### Extracted lines
-=-=-=-=-

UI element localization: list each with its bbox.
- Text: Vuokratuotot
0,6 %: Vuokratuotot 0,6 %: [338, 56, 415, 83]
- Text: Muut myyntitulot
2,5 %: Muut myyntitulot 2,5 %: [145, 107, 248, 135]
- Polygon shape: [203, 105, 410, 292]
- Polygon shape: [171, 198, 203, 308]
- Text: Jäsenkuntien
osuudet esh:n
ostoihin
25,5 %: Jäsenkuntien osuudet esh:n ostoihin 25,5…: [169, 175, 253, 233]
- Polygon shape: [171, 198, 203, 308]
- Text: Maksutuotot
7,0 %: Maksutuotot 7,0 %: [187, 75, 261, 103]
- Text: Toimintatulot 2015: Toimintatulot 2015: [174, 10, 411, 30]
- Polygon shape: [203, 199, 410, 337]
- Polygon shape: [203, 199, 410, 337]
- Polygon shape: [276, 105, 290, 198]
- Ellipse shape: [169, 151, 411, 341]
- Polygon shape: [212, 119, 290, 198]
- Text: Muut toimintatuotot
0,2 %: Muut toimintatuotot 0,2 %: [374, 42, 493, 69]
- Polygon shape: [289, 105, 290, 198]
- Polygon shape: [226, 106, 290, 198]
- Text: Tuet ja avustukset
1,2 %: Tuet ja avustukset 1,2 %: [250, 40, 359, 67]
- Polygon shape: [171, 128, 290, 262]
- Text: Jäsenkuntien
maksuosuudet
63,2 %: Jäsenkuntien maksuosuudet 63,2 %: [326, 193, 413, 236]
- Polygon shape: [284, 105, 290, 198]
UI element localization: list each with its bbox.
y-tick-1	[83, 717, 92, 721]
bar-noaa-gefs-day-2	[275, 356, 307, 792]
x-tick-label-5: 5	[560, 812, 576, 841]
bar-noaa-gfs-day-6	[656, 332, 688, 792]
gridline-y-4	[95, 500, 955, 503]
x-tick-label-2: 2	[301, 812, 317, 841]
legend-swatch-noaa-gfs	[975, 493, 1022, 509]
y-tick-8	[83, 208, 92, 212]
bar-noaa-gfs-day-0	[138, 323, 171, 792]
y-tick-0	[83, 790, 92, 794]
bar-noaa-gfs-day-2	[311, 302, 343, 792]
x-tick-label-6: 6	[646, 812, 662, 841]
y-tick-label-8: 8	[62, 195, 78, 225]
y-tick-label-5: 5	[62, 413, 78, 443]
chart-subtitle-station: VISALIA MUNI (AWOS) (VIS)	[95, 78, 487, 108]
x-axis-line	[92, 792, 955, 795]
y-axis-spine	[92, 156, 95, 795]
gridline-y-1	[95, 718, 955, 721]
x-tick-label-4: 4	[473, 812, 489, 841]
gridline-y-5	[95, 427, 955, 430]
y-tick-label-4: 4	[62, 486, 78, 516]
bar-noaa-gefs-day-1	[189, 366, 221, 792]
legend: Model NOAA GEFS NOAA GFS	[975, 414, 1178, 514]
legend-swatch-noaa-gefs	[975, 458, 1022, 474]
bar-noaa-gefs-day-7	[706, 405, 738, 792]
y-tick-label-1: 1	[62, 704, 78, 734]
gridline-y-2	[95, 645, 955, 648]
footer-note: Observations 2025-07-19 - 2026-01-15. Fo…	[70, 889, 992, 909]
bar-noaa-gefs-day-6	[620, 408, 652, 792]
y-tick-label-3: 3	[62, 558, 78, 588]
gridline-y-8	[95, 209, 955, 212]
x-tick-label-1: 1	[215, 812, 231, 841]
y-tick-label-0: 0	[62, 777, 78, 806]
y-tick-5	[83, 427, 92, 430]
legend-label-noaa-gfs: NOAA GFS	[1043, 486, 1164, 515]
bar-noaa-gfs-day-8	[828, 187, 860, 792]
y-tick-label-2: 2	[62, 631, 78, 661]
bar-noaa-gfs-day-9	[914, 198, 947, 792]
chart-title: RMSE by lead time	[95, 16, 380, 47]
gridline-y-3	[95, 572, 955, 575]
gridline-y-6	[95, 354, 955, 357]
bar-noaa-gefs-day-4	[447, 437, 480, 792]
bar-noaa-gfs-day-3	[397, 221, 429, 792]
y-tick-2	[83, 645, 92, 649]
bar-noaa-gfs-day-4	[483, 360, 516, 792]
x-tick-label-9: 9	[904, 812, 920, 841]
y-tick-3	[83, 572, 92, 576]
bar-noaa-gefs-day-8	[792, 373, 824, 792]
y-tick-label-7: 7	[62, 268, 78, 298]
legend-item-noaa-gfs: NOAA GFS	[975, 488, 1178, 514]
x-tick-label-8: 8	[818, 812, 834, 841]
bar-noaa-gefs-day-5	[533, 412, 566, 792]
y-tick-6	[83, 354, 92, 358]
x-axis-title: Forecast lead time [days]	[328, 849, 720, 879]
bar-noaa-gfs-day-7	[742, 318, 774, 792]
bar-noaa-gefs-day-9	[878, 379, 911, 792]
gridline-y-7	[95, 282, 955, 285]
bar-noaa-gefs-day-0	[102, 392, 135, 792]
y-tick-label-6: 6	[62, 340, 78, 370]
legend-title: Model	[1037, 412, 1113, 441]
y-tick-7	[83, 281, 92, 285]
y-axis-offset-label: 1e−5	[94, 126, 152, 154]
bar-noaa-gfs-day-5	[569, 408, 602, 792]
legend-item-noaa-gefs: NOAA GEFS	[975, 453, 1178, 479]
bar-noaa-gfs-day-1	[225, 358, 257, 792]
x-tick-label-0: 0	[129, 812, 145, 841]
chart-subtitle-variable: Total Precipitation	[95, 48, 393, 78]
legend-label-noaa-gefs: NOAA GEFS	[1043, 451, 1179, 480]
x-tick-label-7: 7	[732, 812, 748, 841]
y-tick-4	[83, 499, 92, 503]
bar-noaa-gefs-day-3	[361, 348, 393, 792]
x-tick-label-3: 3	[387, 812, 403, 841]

-=-=-=-=-

### Task brief
Reproduce the lines from the first one through the line holding "- Polygon shape: [203, 105, 410, 292]", inclusive.

### Exercise solution
UI element localization: list each with its bbox.
- Text: Vuokratuotot
0,6 %: Vuokratuotot 0,6 %: [338, 56, 415, 83]
- Text: Muut myyntitulot
2,5 %: Muut myyntitulot 2,5 %: [145, 107, 248, 135]
- Polygon shape: [203, 105, 410, 292]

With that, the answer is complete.